◆ **WORKING DATA**:

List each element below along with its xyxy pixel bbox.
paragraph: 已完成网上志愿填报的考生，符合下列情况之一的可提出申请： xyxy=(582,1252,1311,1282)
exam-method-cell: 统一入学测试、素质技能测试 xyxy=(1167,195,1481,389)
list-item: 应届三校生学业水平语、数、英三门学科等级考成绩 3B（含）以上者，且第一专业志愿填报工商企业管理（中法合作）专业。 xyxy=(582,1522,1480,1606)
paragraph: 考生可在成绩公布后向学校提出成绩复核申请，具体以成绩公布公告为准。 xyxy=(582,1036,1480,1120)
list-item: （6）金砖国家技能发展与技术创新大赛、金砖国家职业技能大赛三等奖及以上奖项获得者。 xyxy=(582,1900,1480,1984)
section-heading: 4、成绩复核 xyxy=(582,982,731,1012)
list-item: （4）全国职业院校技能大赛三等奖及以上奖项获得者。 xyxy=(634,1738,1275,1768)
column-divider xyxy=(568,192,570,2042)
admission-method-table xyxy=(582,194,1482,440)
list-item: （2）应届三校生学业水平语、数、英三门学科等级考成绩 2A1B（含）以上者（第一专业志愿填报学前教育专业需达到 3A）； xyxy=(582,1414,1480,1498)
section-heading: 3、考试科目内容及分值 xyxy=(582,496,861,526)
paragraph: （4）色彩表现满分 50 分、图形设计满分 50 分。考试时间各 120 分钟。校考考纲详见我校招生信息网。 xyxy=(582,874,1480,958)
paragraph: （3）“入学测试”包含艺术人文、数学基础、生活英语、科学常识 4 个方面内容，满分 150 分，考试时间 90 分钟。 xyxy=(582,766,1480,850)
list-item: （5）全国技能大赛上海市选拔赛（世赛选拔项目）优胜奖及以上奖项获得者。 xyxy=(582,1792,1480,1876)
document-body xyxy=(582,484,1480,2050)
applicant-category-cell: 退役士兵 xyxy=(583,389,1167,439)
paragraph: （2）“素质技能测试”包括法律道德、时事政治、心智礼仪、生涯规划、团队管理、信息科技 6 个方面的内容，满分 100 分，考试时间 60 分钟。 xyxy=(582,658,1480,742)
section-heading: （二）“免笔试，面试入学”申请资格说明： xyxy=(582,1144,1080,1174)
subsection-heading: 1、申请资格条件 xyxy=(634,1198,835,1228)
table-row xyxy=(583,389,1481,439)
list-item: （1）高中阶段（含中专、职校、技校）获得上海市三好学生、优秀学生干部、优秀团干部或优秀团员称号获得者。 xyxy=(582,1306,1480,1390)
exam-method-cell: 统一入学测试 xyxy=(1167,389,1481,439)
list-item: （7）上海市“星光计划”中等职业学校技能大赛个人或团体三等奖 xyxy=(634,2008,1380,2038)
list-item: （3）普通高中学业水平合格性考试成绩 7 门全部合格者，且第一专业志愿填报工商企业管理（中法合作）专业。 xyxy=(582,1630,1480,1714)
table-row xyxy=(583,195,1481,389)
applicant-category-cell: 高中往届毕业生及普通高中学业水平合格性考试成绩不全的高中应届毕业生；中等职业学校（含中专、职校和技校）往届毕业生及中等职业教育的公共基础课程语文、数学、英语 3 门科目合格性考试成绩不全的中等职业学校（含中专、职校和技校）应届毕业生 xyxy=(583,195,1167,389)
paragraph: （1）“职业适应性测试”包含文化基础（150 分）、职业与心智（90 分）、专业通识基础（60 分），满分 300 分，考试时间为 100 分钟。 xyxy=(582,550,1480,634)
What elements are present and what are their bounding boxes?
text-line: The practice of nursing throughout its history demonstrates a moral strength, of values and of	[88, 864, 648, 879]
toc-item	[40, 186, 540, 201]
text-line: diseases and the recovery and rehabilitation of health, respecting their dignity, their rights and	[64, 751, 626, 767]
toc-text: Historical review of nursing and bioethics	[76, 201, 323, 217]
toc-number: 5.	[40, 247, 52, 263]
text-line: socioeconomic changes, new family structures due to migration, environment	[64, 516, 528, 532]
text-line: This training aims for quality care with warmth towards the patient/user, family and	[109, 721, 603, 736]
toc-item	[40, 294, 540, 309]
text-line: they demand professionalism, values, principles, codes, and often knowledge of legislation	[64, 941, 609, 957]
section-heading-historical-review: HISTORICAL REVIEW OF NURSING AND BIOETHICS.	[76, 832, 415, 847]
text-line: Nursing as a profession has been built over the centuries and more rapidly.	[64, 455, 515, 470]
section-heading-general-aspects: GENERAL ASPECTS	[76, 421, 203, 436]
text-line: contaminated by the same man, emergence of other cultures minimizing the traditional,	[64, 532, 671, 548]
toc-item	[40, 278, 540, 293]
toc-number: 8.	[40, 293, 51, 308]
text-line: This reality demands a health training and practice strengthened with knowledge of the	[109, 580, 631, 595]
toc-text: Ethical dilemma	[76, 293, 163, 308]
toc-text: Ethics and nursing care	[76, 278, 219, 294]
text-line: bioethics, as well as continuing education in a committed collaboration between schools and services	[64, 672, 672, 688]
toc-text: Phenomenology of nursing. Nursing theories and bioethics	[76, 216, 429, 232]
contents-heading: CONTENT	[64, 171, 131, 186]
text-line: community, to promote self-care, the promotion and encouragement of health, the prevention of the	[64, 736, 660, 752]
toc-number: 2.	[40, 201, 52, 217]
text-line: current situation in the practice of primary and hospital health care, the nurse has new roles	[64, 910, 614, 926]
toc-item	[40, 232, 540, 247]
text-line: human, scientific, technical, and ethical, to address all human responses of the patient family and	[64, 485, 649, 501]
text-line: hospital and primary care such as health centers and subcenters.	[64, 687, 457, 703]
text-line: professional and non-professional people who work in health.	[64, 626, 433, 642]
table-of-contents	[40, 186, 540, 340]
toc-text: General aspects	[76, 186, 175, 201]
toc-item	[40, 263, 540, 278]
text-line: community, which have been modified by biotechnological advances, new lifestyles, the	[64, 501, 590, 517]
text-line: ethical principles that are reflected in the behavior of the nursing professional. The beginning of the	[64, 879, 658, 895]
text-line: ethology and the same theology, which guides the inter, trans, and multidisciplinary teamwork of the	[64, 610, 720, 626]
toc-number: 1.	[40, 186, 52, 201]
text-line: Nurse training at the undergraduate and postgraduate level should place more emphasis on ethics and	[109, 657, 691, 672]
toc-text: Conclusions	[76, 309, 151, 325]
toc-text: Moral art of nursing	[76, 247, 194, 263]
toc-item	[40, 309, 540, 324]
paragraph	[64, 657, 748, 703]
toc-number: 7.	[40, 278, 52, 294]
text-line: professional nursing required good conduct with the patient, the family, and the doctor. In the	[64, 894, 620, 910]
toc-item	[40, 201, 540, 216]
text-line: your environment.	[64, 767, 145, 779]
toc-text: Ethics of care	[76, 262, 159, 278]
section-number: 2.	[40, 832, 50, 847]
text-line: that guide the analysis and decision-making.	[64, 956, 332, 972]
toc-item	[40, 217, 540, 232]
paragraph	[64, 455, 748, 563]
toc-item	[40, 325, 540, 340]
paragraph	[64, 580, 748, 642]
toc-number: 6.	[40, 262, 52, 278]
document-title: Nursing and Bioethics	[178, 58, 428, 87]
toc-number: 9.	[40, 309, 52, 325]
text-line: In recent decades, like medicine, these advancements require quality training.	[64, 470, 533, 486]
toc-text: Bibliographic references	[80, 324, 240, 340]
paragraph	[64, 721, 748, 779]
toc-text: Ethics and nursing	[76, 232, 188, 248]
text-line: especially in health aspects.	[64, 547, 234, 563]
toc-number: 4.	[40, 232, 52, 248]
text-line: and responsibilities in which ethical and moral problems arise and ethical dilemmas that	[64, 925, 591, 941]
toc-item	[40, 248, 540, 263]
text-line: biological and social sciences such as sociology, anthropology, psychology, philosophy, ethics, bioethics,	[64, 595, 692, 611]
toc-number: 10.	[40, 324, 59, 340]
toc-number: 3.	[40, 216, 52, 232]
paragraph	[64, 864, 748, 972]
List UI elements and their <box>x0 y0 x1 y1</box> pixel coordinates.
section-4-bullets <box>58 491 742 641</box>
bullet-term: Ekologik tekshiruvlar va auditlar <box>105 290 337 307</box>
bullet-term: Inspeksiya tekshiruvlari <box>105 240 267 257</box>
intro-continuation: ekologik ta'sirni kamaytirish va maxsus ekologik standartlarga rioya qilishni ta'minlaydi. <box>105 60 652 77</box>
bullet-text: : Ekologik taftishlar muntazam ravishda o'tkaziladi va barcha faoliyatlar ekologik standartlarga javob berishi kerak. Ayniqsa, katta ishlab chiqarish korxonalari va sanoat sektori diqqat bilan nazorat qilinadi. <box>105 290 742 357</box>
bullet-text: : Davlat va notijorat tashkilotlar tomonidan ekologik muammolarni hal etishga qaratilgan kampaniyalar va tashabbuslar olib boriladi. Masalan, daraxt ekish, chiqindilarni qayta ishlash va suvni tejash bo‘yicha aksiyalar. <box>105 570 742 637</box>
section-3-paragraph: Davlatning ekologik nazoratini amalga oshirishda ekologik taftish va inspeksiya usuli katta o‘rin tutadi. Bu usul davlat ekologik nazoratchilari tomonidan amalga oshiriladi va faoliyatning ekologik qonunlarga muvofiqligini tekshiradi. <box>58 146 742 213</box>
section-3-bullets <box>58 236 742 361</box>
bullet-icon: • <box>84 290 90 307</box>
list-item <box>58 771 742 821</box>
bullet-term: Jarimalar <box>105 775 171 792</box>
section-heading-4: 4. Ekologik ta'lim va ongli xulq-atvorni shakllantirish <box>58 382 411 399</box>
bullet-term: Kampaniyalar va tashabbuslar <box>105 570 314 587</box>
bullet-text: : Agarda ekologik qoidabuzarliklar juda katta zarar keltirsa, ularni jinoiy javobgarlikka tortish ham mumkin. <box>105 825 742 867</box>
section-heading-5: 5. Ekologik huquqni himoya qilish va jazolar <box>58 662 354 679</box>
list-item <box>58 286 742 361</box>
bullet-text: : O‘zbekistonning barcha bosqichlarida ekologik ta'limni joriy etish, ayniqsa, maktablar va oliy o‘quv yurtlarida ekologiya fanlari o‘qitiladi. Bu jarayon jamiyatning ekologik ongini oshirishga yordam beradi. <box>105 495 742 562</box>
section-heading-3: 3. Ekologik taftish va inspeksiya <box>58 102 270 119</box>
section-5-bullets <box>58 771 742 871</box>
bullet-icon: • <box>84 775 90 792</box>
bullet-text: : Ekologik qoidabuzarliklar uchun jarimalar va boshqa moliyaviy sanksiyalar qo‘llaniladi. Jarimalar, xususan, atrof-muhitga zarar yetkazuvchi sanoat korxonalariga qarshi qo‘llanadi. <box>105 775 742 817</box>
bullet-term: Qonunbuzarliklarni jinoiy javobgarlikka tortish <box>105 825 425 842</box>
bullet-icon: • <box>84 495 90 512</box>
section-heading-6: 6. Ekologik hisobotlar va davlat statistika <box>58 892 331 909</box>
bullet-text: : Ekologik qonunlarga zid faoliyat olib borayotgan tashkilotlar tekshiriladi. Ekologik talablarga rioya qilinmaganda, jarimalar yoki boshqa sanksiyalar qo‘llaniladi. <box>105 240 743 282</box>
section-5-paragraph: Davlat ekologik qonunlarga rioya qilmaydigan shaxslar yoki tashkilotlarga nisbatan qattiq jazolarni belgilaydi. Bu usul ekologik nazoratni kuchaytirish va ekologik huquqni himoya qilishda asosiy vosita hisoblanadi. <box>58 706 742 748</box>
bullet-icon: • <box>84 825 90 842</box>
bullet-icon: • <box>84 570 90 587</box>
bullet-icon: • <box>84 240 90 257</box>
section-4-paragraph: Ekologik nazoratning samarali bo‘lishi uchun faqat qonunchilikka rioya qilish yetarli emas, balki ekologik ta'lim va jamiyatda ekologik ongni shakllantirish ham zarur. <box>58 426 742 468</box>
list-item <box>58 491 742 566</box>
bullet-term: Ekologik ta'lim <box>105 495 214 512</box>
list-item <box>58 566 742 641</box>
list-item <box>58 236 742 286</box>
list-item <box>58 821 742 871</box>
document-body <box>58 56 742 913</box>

◆ **DESCRIPTION OF THE TASK**: Can you reproduce, word for word, the data above from its very first line through the line containing "100 分钟。 xyxy=(582,550,1480,634)", with both of those lines included?

◆ **OUTPUT OF THE EXERCISE**:
List each element below along with its xyxy pixel bbox.
paragraph: 已完成网上志愿填报的考生，符合下列情况之一的可提出申请： xyxy=(582,1252,1311,1282)
exam-method-cell: 统一入学测试、素质技能测试 xyxy=(1167,195,1481,389)
list-item: 应届三校生学业水平语、数、英三门学科等级考成绩 3B（含）以上者，且第一专业志愿填报工商企业管理（中法合作）专业。 xyxy=(582,1522,1480,1606)
paragraph: 考生可在成绩公布后向学校提出成绩复核申请，具体以成绩公布公告为准。 xyxy=(582,1036,1480,1120)
list-item: （6）金砖国家技能发展与技术创新大赛、金砖国家职业技能大赛三等奖及以上奖项获得者。 xyxy=(582,1900,1480,1984)
section-heading: 4、成绩复核 xyxy=(582,982,731,1012)
list-item: （4）全国职业院校技能大赛三等奖及以上奖项获得者。 xyxy=(634,1738,1275,1768)
column-divider xyxy=(568,192,570,2042)
admission-method-table xyxy=(582,194,1482,440)
list-item: （2）应届三校生学业水平语、数、英三门学科等级考成绩 2A1B（含）以上者（第一专业志愿填报学前教育专业需达到 3A）； xyxy=(582,1414,1480,1498)
section-heading: 3、考试科目内容及分值 xyxy=(582,496,861,526)
paragraph: （4）色彩表现满分 50 分、图形设计满分 50 分。考试时间各 120 分钟。校考考纲详见我校招生信息网。 xyxy=(582,874,1480,958)
paragraph: （3）“入学测试”包含艺术人文、数学基础、生活英语、科学常识 4 个方面内容，满分 150 分，考试时间 90 分钟。 xyxy=(582,766,1480,850)
list-item: （5）全国技能大赛上海市选拔赛（世赛选拔项目）优胜奖及以上奖项获得者。 xyxy=(582,1792,1480,1876)
document-body xyxy=(582,484,1480,2050)
applicant-category-cell: 退役士兵 xyxy=(583,389,1167,439)
paragraph: （2）“素质技能测试”包括法律道德、时事政治、心智礼仪、生涯规划、团队管理、信息科技 6 个方面的内容，满分 100 分，考试时间 60 分钟。 xyxy=(582,658,1480,742)
section-heading: （二）“免笔试，面试入学”申请资格说明： xyxy=(582,1144,1080,1174)
subsection-heading: 1、申请资格条件 xyxy=(634,1198,835,1228)
table-row xyxy=(583,389,1481,439)
list-item: （1）高中阶段（含中专、职校、技校）获得上海市三好学生、优秀学生干部、优秀团干部或优秀团员称号获得者。 xyxy=(582,1306,1480,1390)
exam-method-cell: 统一入学测试 xyxy=(1167,389,1481,439)
list-item: （7）上海市“星光计划”中等职业学校技能大赛个人或团体三等奖 xyxy=(634,2008,1380,2038)
list-item: （3）普通高中学业水平合格性考试成绩 7 门全部合格者，且第一专业志愿填报工商企业管理（中法合作）专业。 xyxy=(582,1630,1480,1714)
table-row xyxy=(583,195,1481,389)
applicant-category-cell: 高中往届毕业生及普通高中学业水平合格性考试成绩不全的高中应届毕业生；中等职业学校（含中专、职校和技校）往届毕业生及中等职业教育的公共基础课程语文、数学、英语 3 门科目合格性考试成绩不全的中等职业学校（含中专、职校和技校）应届毕业生 xyxy=(583,195,1167,389)
paragraph: （1）“职业适应性测试”包含文化基础（150 分）、职业与心智（90 分）、专业通识基础（60 分），满分 300 分，考试时间为 100 分钟。 xyxy=(582,550,1480,634)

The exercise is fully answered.